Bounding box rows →
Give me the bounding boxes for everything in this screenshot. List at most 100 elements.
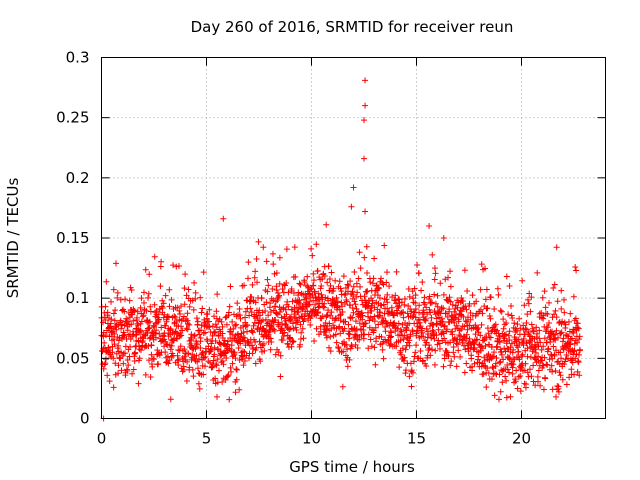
- data-point: [146, 318, 153, 325]
- data-point: [361, 117, 367, 124]
- data-point: [248, 342, 255, 349]
- data-point: [337, 285, 344, 292]
- data-point: [570, 329, 577, 336]
- data-point: [412, 305, 419, 312]
- data-point: [419, 329, 426, 336]
- data-point: [388, 329, 395, 336]
- data-point: [372, 361, 379, 368]
- data-point: [534, 269, 541, 276]
- data-point: [357, 265, 364, 272]
- data-point: [437, 280, 444, 287]
- data-point: [241, 337, 248, 344]
- data-point: [375, 285, 382, 292]
- data-point: [561, 361, 568, 368]
- data-point: [494, 285, 501, 292]
- data-point: [493, 355, 500, 362]
- data-point: [296, 297, 303, 304]
- data-point: [252, 338, 259, 345]
- data-point: [430, 321, 437, 328]
- data-point: [362, 102, 369, 109]
- data-point: [346, 331, 353, 338]
- data-point: [301, 296, 308, 303]
- data-point: [260, 244, 267, 251]
- data-point: [134, 308, 141, 315]
- data-point: [566, 340, 573, 347]
- data-point: [212, 328, 219, 335]
- data-point: [535, 367, 542, 374]
- data-point: [285, 303, 292, 310]
- data-point: [479, 310, 486, 317]
- data-point: [418, 287, 425, 294]
- data-point: [572, 355, 579, 362]
- data-point: [233, 321, 240, 328]
- data-point: [124, 318, 131, 325]
- data-point: [140, 289, 147, 296]
- data-point: [441, 335, 448, 342]
- data-point: [561, 296, 568, 303]
- data-point: [187, 341, 194, 348]
- data-point: [412, 292, 419, 299]
- data-point: [151, 253, 158, 260]
- data-point: [434, 292, 441, 299]
- data-point: [105, 324, 112, 331]
- data-point: [149, 355, 156, 362]
- data-point: [435, 326, 442, 333]
- data-point: [155, 311, 162, 318]
- data-point: [161, 311, 168, 318]
- data-point: [157, 283, 164, 290]
- data-point: [151, 301, 158, 308]
- data-point: [239, 353, 246, 360]
- data-point: [162, 349, 169, 356]
- data-point: [451, 335, 458, 342]
- data-point: [113, 326, 120, 333]
- data-point: [257, 358, 264, 365]
- data-point: [493, 344, 500, 351]
- data-point: [528, 294, 535, 301]
- data-point: [284, 298, 291, 305]
- data-point: [279, 286, 286, 293]
- data-point: [553, 244, 560, 251]
- data-point: [510, 346, 517, 353]
- data-point: [245, 259, 252, 266]
- data-point: [369, 297, 376, 304]
- data-point: [195, 365, 202, 372]
- data-point: [319, 313, 326, 320]
- data-point: [115, 337, 122, 344]
- data-point: [259, 342, 266, 349]
- data-point: [298, 290, 305, 297]
- data-point: [350, 309, 357, 316]
- data-point: [102, 316, 109, 323]
- data-point: [257, 312, 264, 319]
- data-point: [423, 362, 430, 369]
- data-point: [521, 302, 528, 309]
- data-point: [432, 270, 439, 277]
- data-point: [551, 311, 558, 318]
- data-point: [501, 345, 508, 352]
- data-point: [233, 366, 240, 373]
- data-point: [359, 312, 366, 319]
- data-point: [423, 325, 430, 332]
- data-point: [112, 260, 119, 267]
- data-point: [470, 340, 477, 347]
- data-point: [147, 374, 154, 381]
- data-point: [317, 323, 324, 330]
- data-point: [138, 318, 145, 325]
- data-point: [121, 350, 128, 357]
- data-point: [323, 221, 330, 228]
- data-point: [449, 331, 456, 338]
- data-point: [350, 283, 357, 290]
- data-point: [222, 350, 229, 357]
- data-point: [440, 235, 447, 241]
- data-point: [495, 338, 502, 345]
- data-point: [199, 305, 206, 312]
- data-point: [121, 308, 128, 315]
- data-point: [397, 337, 404, 344]
- data-point: [376, 294, 383, 301]
- data-point: [214, 393, 220, 400]
- data-point: [523, 381, 530, 388]
- data-point: [351, 298, 358, 305]
- data-point: [252, 299, 259, 306]
- data-point: [438, 315, 445, 322]
- data-point: [440, 363, 447, 370]
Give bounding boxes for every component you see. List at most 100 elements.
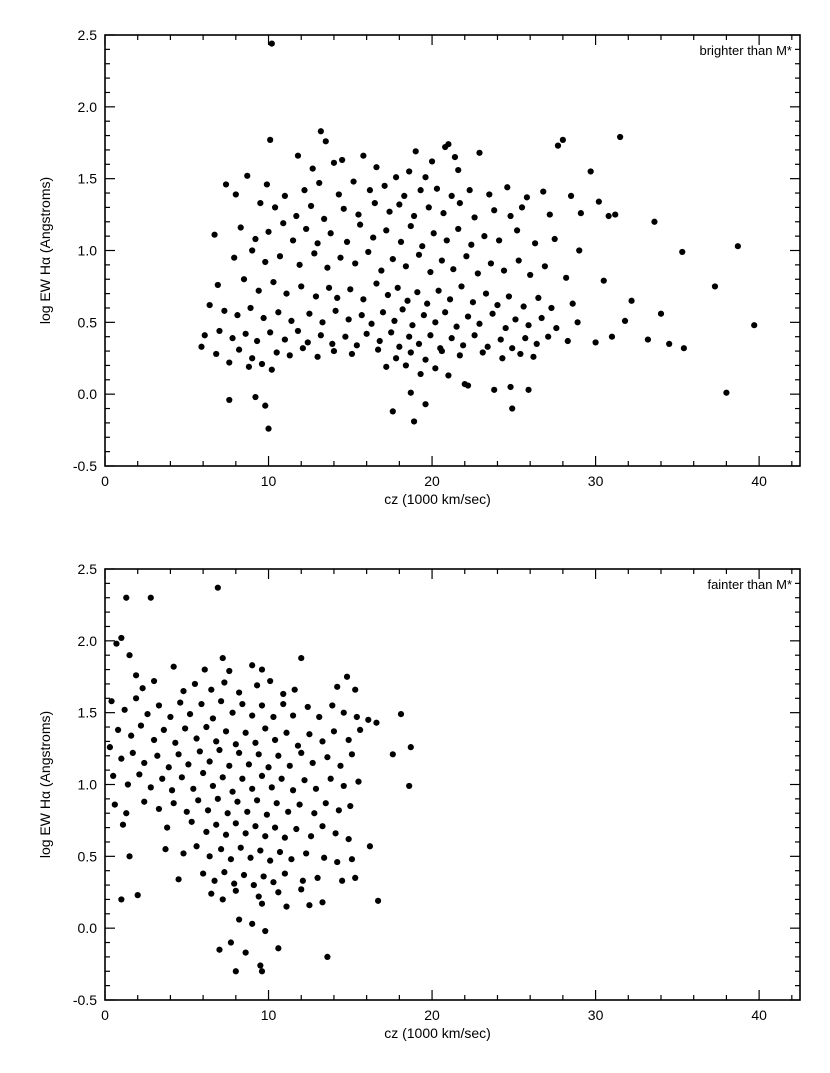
data-point bbox=[592, 339, 599, 346]
data-point bbox=[365, 248, 372, 256]
data-point bbox=[360, 152, 367, 159]
data-point bbox=[240, 276, 248, 283]
data-point bbox=[392, 174, 400, 181]
data-point bbox=[172, 739, 179, 746]
data-point bbox=[267, 136, 274, 143]
data-point bbox=[201, 332, 208, 339]
data-point bbox=[294, 327, 302, 335]
data-point bbox=[425, 204, 432, 211]
data-point bbox=[309, 759, 316, 767]
data-point bbox=[679, 248, 686, 256]
data-point bbox=[253, 682, 261, 689]
data-point bbox=[383, 227, 390, 234]
data-point bbox=[260, 873, 267, 880]
data-point bbox=[213, 821, 220, 828]
data-point bbox=[330, 159, 338, 166]
y-tick-label: 0.0 bbox=[78, 920, 98, 936]
data-point bbox=[496, 237, 503, 244]
data-point bbox=[283, 729, 290, 736]
data-point bbox=[324, 754, 331, 761]
data-point bbox=[468, 241, 475, 248]
data-point bbox=[427, 268, 434, 276]
data-point bbox=[201, 666, 208, 673]
data-point bbox=[183, 808, 190, 815]
data-point bbox=[378, 267, 385, 274]
data-point bbox=[147, 594, 154, 601]
data-point bbox=[546, 211, 553, 218]
data-point bbox=[545, 333, 552, 340]
x-tick-label: 30 bbox=[588, 473, 604, 489]
data-point bbox=[450, 266, 457, 273]
data-point bbox=[178, 774, 185, 781]
data-point bbox=[235, 689, 243, 696]
data-point bbox=[319, 899, 326, 906]
data-point bbox=[332, 307, 339, 314]
data-point bbox=[265, 764, 272, 771]
data-point bbox=[332, 830, 339, 837]
data-point bbox=[325, 284, 333, 291]
data-point bbox=[621, 317, 629, 324]
data-point bbox=[347, 286, 354, 293]
data-point bbox=[208, 890, 215, 897]
data-point bbox=[407, 349, 414, 356]
data-point bbox=[482, 290, 490, 297]
data-point bbox=[460, 342, 467, 349]
plot-frame bbox=[104, 568, 801, 1001]
data-point bbox=[340, 782, 347, 790]
data-point bbox=[193, 735, 200, 742]
data-point bbox=[298, 886, 305, 893]
data-point bbox=[394, 284, 401, 291]
data-point bbox=[424, 300, 431, 307]
data-point bbox=[245, 761, 253, 768]
data-point bbox=[551, 235, 558, 243]
y-tick-label: 0.5 bbox=[78, 314, 98, 330]
data-point bbox=[265, 228, 272, 235]
data-point bbox=[289, 787, 297, 794]
data-point bbox=[520, 303, 527, 310]
data-point bbox=[409, 322, 416, 329]
data-point bbox=[476, 149, 483, 156]
data-point bbox=[250, 881, 257, 889]
data-point bbox=[499, 355, 506, 362]
data-point bbox=[307, 833, 315, 840]
data-point bbox=[267, 857, 274, 864]
data-point bbox=[232, 741, 239, 748]
data-point bbox=[404, 297, 411, 304]
data-point bbox=[388, 329, 395, 336]
data-point bbox=[298, 283, 305, 290]
data-point bbox=[533, 340, 540, 347]
data-point bbox=[463, 253, 470, 260]
data-point bbox=[132, 672, 140, 679]
data-point bbox=[124, 781, 131, 788]
data-point bbox=[448, 335, 455, 342]
x-tick-label: 10 bbox=[261, 1007, 277, 1023]
data-point bbox=[577, 210, 584, 217]
data-point bbox=[211, 231, 218, 238]
data-point bbox=[221, 679, 228, 686]
data-point bbox=[270, 713, 277, 721]
data-point bbox=[337, 762, 344, 769]
data-point bbox=[471, 214, 478, 221]
y-tick-label: 1.0 bbox=[78, 777, 98, 793]
data-point bbox=[334, 683, 341, 690]
data-point bbox=[500, 267, 508, 274]
data-point bbox=[397, 711, 405, 718]
data-point bbox=[327, 775, 334, 782]
data-point bbox=[281, 870, 288, 877]
data-point bbox=[270, 879, 277, 886]
data-point bbox=[231, 880, 238, 887]
data-point bbox=[440, 210, 447, 217]
y-tick-label: 2.0 bbox=[78, 99, 98, 115]
data-point bbox=[242, 330, 249, 337]
data-point bbox=[234, 312, 241, 319]
data-point bbox=[339, 877, 346, 884]
data-point bbox=[415, 340, 423, 347]
x-tick-label: 20 bbox=[424, 1007, 440, 1023]
data-point bbox=[322, 138, 329, 145]
data-point bbox=[324, 264, 331, 271]
data-point bbox=[432, 319, 439, 326]
data-point bbox=[389, 751, 396, 758]
data-point bbox=[273, 800, 280, 807]
data-point bbox=[469, 299, 477, 306]
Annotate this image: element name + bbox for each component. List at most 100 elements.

What to do → Could you return, word for word, the lines starting with the one containing "- data-point: [146, 318, 153, 325]" and going on through the one containing "- data-point: [285, 303, 292, 310]", both included?

Written solution →
- data-point: [146, 318, 153, 325]
- data-point: [361, 117, 367, 124]
- data-point: [248, 342, 255, 349]
- data-point: [337, 285, 344, 292]
- data-point: [570, 329, 577, 336]
- data-point: [412, 305, 419, 312]
- data-point: [419, 329, 426, 336]
- data-point: [388, 329, 395, 336]
- data-point: [372, 361, 379, 368]
- data-point: [534, 269, 541, 276]
- data-point: [357, 265, 364, 272]
- data-point: [437, 280, 444, 287]
- data-point: [241, 337, 248, 344]
- data-point: [375, 285, 382, 292]
- data-point: [561, 361, 568, 368]
- data-point: [494, 285, 501, 292]
- data-point: [493, 355, 500, 362]
- data-point: [296, 297, 303, 304]
- data-point: [252, 338, 259, 345]
- data-point: [430, 321, 437, 328]
- data-point: [362, 102, 369, 109]
- data-point: [346, 331, 353, 338]
- data-point: [301, 296, 308, 303]
- data-point: [260, 244, 267, 251]
- data-point: [134, 308, 141, 315]
- data-point: [566, 340, 573, 347]
- data-point: [212, 328, 219, 335]
- data-point: [535, 367, 542, 374]
- data-point: [285, 303, 292, 310]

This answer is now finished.